═════ DATA FOR THE TASK
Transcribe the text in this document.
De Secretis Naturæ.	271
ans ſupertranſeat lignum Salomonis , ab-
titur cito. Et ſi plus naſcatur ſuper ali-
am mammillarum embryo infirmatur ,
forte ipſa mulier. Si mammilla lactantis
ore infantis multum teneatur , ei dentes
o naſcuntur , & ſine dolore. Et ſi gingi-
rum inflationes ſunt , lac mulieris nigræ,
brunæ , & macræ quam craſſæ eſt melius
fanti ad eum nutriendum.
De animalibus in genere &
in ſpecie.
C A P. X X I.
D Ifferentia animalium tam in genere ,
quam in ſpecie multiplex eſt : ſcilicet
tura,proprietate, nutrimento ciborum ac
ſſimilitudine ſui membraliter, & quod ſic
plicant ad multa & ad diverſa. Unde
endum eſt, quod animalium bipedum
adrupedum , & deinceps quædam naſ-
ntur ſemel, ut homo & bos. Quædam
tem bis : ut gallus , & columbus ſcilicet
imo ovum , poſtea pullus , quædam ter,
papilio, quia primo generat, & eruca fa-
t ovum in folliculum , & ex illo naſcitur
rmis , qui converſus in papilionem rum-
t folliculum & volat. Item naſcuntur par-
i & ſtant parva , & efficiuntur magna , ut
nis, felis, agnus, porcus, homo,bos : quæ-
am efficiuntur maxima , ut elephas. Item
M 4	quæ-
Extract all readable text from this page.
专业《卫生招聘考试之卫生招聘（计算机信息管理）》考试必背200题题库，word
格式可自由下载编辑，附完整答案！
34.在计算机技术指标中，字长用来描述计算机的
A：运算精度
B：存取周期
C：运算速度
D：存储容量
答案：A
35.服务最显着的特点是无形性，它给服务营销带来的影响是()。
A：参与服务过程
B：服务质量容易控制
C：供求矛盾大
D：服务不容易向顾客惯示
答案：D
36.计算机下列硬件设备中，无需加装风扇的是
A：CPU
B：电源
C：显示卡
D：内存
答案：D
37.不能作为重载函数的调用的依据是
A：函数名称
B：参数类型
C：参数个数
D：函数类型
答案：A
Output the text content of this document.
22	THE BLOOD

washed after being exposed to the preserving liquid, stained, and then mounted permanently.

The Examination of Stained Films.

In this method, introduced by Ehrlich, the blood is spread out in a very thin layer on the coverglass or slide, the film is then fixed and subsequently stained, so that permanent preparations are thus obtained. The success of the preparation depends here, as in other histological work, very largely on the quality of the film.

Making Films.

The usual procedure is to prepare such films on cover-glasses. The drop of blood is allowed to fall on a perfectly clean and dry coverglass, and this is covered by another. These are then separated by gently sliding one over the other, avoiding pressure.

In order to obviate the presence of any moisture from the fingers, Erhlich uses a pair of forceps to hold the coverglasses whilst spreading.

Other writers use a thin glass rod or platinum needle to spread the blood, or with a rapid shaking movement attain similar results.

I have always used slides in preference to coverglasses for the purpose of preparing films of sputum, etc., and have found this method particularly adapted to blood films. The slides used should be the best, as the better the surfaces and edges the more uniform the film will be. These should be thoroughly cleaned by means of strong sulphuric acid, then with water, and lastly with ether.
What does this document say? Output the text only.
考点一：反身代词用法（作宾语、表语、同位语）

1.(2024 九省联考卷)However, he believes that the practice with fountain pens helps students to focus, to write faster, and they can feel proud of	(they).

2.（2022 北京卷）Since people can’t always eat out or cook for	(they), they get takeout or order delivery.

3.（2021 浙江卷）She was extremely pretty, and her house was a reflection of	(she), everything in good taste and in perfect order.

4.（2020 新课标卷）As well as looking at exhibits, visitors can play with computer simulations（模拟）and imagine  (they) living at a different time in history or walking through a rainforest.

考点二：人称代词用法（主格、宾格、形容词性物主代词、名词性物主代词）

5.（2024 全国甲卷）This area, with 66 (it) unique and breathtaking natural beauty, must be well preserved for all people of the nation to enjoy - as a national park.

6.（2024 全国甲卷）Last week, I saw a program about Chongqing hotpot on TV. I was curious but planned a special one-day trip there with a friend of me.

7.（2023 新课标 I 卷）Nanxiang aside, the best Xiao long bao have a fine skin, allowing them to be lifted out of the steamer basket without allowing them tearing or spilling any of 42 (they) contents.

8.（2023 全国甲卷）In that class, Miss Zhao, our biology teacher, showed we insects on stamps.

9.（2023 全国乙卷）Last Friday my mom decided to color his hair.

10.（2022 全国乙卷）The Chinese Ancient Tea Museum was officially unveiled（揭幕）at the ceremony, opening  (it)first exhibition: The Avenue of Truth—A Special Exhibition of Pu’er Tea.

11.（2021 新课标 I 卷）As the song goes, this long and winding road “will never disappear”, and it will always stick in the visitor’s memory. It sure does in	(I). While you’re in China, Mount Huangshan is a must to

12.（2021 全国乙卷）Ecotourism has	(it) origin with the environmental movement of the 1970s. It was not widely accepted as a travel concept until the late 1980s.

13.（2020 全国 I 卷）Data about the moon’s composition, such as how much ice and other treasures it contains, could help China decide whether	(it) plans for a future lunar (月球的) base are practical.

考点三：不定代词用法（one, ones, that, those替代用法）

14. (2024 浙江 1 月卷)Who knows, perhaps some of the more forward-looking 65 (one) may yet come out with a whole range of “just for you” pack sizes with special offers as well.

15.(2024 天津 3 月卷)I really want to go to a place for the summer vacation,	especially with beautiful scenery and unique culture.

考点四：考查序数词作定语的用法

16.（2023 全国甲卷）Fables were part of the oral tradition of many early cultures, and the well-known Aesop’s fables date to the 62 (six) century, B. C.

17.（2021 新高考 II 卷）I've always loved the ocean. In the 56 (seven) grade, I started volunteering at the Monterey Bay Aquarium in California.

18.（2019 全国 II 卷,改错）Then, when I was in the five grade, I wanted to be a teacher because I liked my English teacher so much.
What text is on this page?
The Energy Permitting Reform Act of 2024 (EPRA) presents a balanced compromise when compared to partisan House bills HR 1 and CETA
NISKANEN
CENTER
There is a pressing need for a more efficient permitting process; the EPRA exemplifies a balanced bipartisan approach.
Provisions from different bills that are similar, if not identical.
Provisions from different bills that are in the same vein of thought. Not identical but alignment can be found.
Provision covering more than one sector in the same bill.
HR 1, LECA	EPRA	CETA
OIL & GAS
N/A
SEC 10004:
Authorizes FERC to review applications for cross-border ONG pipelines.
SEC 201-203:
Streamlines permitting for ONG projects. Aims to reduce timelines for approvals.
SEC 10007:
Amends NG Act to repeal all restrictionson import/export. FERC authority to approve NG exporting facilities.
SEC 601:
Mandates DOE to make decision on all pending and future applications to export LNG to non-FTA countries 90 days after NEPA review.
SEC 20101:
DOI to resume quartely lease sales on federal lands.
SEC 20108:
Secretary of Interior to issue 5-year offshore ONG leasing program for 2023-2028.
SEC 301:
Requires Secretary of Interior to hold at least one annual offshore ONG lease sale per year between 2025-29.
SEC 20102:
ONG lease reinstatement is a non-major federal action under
══════════
Quote every record above exactly.

CORRECT ANSWER ▸
Transcribe the text in this document.
De Secretis Naturæ.	271
ans ſupertranſeat lignum Salomonis , ab-
titur cito. Et ſi plus naſcatur ſuper ali-
am mammillarum embryo infirmatur ,
forte ipſa mulier. Si mammilla lactantis
ore infantis multum teneatur , ei dentes
o naſcuntur , & ſine dolore. Et ſi gingi-
rum inflationes ſunt , lac mulieris nigræ,
brunæ , & macræ quam craſſæ eſt melius
fanti ad eum nutriendum.
De animalibus in genere &
in ſpecie.
C A P. X X I.
D Ifferentia animalium tam in genere ,
quam in ſpecie multiplex eſt : ſcilicet
tura,proprietate, nutrimento ciborum ac
ſſimilitudine ſui membraliter, & quod ſic
plicant ad multa & ad diverſa. Unde
endum eſt, quod animalium bipedum
adrupedum , & deinceps quædam naſ-
ntur ſemel, ut homo & bos. Quædam
tem bis : ut gallus , & columbus ſcilicet
imo ovum , poſtea pullus , quædam ter,
papilio, quia primo generat, & eruca fa-
t ovum in folliculum , & ex illo naſcitur
rmis , qui converſus in papilionem rum-
t folliculum & volat. Item naſcuntur par-
i & ſtant parva , & efficiuntur magna , ut
nis, felis, agnus, porcus, homo,bos : quæ-
am efficiuntur maxima , ut elephas. Item
M 4	quæ-
Extract all readable text from this page.
专业《卫生招聘考试之卫生招聘（计算机信息管理）》考试必背200题题库，word
格式可自由下载编辑，附完整答案！
34.在计算机技术指标中，字长用来描述计算机的
A：运算精度
B：存取周期
C：运算速度
D：存储容量
答案：A
35.服务最显着的特点是无形性，它给服务营销带来的影响是()。
A：参与服务过程
B：服务质量容易控制
C：供求矛盾大
D：服务不容易向顾客惯示
答案：D
36.计算机下列硬件设备中，无需加装风扇的是
A：CPU
B：电源
C：显示卡
D：内存
答案：D
37.不能作为重载函数的调用的依据是
A：函数名称
B：参数类型
C：参数个数
D：函数类型
答案：A
Output the text content of this document.
22	THE BLOOD

washed after being exposed to the preserving liquid, stained, and then mounted permanently.

The Examination of Stained Films.

In this method, introduced by Ehrlich, the blood is spread out in a very thin layer on the coverglass or slide, the film is then fixed and subsequently stained, so that permanent preparations are thus obtained. The success of the preparation depends here, as in other histological work, very largely on the quality of the film.

Making Films.

The usual procedure is to prepare such films on cover-glasses. The drop of blood is allowed to fall on a perfectly clean and dry coverglass, and this is covered by another. These are then separated by gently sliding one over the other, avoiding pressure.

In order to obviate the presence of any moisture from the fingers, Erhlich uses a pair of forceps to hold the coverglasses whilst spreading.

Other writers use a thin glass rod or platinum needle to spread the blood, or with a rapid shaking movement attain similar results.

I have always used slides in preference to coverglasses for the purpose of preparing films of sputum, etc., and have found this method particularly adapted to blood films. The slides used should be the best, as the better the surfaces and edges the more uniform the film will be. These should be thoroughly cleaned by means of strong sulphuric acid, then with water, and lastly with ether.
What does this document say? Output the text only.
考点一：反身代词用法（作宾语、表语、同位语）

1.(2024 九省联考卷)However, he believes that the practice with fountain pens helps students to focus, to write faster, and they can feel proud of	(they).

2.（2022 北京卷）Since people can’t always eat out or cook for	(they), they get takeout or order delivery.

3.（2021 浙江卷）She was extremely pretty, and her house was a reflection of	(she), everything in good taste and in perfect order.

4.（2020 新课标卷）As well as looking at exhibits, visitors can play with computer simulations（模拟）and imagine  (they) living at a different time in history or walking through a rainforest.

考点二：人称代词用法（主格、宾格、形容词性物主代词、名词性物主代词）

5.（2024 全国甲卷）This area, with 66 (it) unique and breathtaking natural beauty, must be well preserved for all people of the nation to enjoy - as a national park.

6.（2024 全国甲卷）Last week, I saw a program about Chongqing hotpot on TV. I was curious but planned a special one-day trip there with a friend of me.

7.（2023 新课标 I 卷）Nanxiang aside, the best Xiao long bao have a fine skin, allowing them to be lifted out of the steamer basket without allowing them tearing or spilling any of 42 (they) contents.

8.（2023 全国甲卷）In that class, Miss Zhao, our biology teacher, showed we insects on stamps.

9.（2023 全国乙卷）Last Friday my mom decided to color his hair.

10.（2022 全国乙卷）The Chinese Ancient Tea Museum was officially unveiled（揭幕）at the ceremony, opening  (it)first exhibition: The Avenue of Truth—A Special Exhibition of Pu’er Tea.

11.（2021 新课标 I 卷）As the song goes, this long and winding road “will never disappear”, and it will always stick in the visitor’s memory. It sure does in	(I). While you’re in China, Mount Huangshan is a must to

12.（2021 全国乙卷）Ecotourism has	(it) origin with the environmental movement of the 1970s. It was not widely accepted as a travel concept until the late 1980s.

13.（2020 全国 I 卷）Data about the moon’s composition, such as how much ice and other treasures it contains, could help China decide whether	(it) plans for a future lunar (月球的) base are practical.

考点三：不定代词用法（one, ones, that, those替代用法）

14. (2024 浙江 1 月卷)Who knows, perhaps some of the more forward-looking 65 (one) may yet come out with a whole range of “just for you” pack sizes with special offers as well.

15.(2024 天津 3 月卷)I really want to go to a place for the summer vacation,	especially with beautiful scenery and unique culture.

考点四：考查序数词作定语的用法

16.（2023 全国甲卷）Fables were part of the oral tradition of many early cultures, and the well-known Aesop’s fables date to the 62 (six) century, B. C.

17.（2021 新高考 II 卷）I've always loved the ocean. In the 56 (seven) grade, I started volunteering at the Monterey Bay Aquarium in California.

18.（2019 全国 II 卷,改错）Then, when I was in the five grade, I wanted to be a teacher because I liked my English teacher so much.
What text is on this page?
The Energy Permitting Reform Act of 2024 (EPRA) presents a balanced compromise when compared to partisan House bills HR 1 and CETA
NISKANEN
CENTER
There is a pressing need for a more efficient permitting process; the EPRA exemplifies a balanced bipartisan approach.
Provisions from different bills that are similar, if not identical.
Provisions from different bills that are in the same vein of thought. Not identical but alignment can be found.
Provision covering more than one sector in the same bill.
HR 1, LECA	EPRA	CETA
OIL & GAS
N/A
SEC 10004:
Authorizes FERC to review applications for cross-border ONG pipelines.
SEC 201-203:
Streamlines permitting for ONG projects. Aims to reduce timelines for approvals.
SEC 10007:
Amends NG Act to repeal all restrictionson import/export. FERC authority to approve NG exporting facilities.
SEC 601:
Mandates DOE to make decision on all pending and future applications to export LNG to non-FTA countries 90 days after NEPA review.
SEC 20101:
DOI to resume quartely lease sales on federal lands.
SEC 20108:
Secretary of Interior to issue 5-year offshore ONG leasing program for 2023-2028.
SEC 301:
Requires Secretary of Interior to hold at least one annual offshore ONG lease sale per year between 2025-29.
SEC 20102:
ONG lease reinstatement is a non-major federal action under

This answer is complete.